▸ **Extracted data entries**:

— start —

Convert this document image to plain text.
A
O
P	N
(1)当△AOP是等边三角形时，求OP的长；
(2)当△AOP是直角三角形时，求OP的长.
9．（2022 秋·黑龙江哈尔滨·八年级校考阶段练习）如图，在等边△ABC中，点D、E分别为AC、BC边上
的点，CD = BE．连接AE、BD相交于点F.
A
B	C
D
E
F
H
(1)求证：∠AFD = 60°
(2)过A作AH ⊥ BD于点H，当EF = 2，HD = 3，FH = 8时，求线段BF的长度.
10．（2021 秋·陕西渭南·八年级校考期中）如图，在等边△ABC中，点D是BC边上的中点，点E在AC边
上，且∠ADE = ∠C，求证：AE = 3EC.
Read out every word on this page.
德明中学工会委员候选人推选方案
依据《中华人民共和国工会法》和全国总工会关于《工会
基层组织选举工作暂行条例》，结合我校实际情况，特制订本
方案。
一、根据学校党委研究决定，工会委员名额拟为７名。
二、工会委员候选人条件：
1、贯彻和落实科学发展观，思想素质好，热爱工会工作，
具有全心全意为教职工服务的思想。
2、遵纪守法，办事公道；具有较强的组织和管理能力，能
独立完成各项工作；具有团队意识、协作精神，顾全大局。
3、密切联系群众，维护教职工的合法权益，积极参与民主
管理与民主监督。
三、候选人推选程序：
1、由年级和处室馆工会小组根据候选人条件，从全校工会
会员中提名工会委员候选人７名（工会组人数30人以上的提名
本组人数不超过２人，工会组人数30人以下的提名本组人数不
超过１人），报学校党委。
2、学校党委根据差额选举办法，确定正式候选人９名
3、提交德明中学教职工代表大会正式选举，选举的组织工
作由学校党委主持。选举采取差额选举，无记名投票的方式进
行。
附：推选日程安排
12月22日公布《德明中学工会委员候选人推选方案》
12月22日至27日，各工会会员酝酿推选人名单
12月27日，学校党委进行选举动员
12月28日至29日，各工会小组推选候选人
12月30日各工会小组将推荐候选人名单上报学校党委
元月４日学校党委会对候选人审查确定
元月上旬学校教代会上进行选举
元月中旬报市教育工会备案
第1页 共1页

— end —

▸ **Given task**:
Print every entry exactly as written.

▸ **Correct output**:
Convert this document image to plain text.
A
O
P	N
(1)当△AOP是等边三角形时，求OP的长；
(2)当△AOP是直角三角形时，求OP的长.
9．（2022 秋·黑龙江哈尔滨·八年级校考阶段练习）如图，在等边△ABC中，点D、E分别为AC、BC边上
的点，CD = BE．连接AE、BD相交于点F.
A
B	C
D
E
F
H
(1)求证：∠AFD = 60°
(2)过A作AH ⊥ BD于点H，当EF = 2，HD = 3，FH = 8时，求线段BF的长度.
10．（2021 秋·陕西渭南·八年级校考期中）如图，在等边△ABC中，点D是BC边上的中点，点E在AC边
上，且∠ADE = ∠C，求证：AE = 3EC.
Read out every word on this page.
德明中学工会委员候选人推选方案
依据《中华人民共和国工会法》和全国总工会关于《工会
基层组织选举工作暂行条例》，结合我校实际情况，特制订本
方案。
一、根据学校党委研究决定，工会委员名额拟为７名。
二、工会委员候选人条件：
1、贯彻和落实科学发展观，思想素质好，热爱工会工作，
具有全心全意为教职工服务的思想。
2、遵纪守法，办事公道；具有较强的组织和管理能力，能
独立完成各项工作；具有团队意识、协作精神，顾全大局。
3、密切联系群众，维护教职工的合法权益，积极参与民主
管理与民主监督。
三、候选人推选程序：
1、由年级和处室馆工会小组根据候选人条件，从全校工会
会员中提名工会委员候选人７名（工会组人数30人以上的提名
本组人数不超过２人，工会组人数30人以下的提名本组人数不
超过１人），报学校党委。
2、学校党委根据差额选举办法，确定正式候选人９名
3、提交德明中学教职工代表大会正式选举，选举的组织工
作由学校党委主持。选举采取差额选举，无记名投票的方式进
行。
附：推选日程安排
12月22日公布《德明中学工会委员候选人推选方案》
12月22日至27日，各工会会员酝酿推选人名单
12月27日，学校党委进行选举动员
12月28日至29日，各工会小组推选候选人
12月30日各工会小组将推荐候选人名单上报学校党委
元月４日学校党委会对候选人审查确定
元月上旬学校教代会上进行选举
元月中旬报市教育工会备案
第1页 共1页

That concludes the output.